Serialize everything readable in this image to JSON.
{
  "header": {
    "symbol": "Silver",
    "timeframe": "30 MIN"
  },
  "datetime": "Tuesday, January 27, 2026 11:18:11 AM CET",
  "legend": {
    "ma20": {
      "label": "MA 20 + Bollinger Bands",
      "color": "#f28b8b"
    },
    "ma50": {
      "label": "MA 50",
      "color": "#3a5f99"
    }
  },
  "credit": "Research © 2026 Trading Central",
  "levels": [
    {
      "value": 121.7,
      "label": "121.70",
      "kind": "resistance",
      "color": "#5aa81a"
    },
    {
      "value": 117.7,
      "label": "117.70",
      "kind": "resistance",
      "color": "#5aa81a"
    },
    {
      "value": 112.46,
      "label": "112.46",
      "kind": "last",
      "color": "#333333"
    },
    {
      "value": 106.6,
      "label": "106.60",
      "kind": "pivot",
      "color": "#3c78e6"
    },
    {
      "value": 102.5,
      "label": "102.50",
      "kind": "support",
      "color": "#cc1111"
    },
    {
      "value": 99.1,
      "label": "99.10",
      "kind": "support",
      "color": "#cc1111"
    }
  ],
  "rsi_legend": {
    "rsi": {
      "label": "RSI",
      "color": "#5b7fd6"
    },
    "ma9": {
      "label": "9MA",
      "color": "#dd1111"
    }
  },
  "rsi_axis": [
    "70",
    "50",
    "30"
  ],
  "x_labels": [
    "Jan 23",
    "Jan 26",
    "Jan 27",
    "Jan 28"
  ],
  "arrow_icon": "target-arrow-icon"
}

● ● ● ● ● ● ●

### Exercise aim:
Output the full listing exactly as it stands.

### Result:
Serialize everything readable in this image to JSON.
{
  "header": {
    "symbol": "Silver",
    "timeframe": "30 MIN"
  },
  "datetime": "Tuesday, January 27, 2026 11:18:11 AM CET",
  "legend": {
    "ma20": {
      "label": "MA 20 + Bollinger Bands",
      "color": "#f28b8b"
    },
    "ma50": {
      "label": "MA 50",
      "color": "#3a5f99"
    }
  },
  "credit": "Research © 2026 Trading Central",
  "levels": [
    {
      "value": 121.7,
      "label": "121.70",
      "kind": "resistance",
      "color": "#5aa81a"
    },
    {
      "value": 117.7,
      "label": "117.70",
      "kind": "resistance",
      "color": "#5aa81a"
    },
    {
      "value": 112.46,
      "label": "112.46",
      "kind": "last",
      "color": "#333333"
    },
    {
      "value": 106.6,
      "label": "106.60",
      "kind": "pivot",
      "color": "#3c78e6"
    },
    {
      "value": 102.5,
      "label": "102.50",
      "kind": "support",
      "color": "#cc1111"
    },
    {
      "value": 99.1,
      "label": "99.10",
      "kind": "support",
      "color": "#cc1111"
    }
  ],
  "rsi_legend": {
    "rsi": {
      "label": "RSI",
      "color": "#5b7fd6"
    },
    "ma9": {
      "label": "9MA",
      "color": "#dd1111"
    }
  },
  "rsi_axis": [
    "70",
    "50",
    "30"
  ],
  "x_labels": [
    "Jan 23",
    "Jan 26",
    "Jan 27",
    "Jan 28"
  ],
  "arrow_icon": "target-arrow-icon"
}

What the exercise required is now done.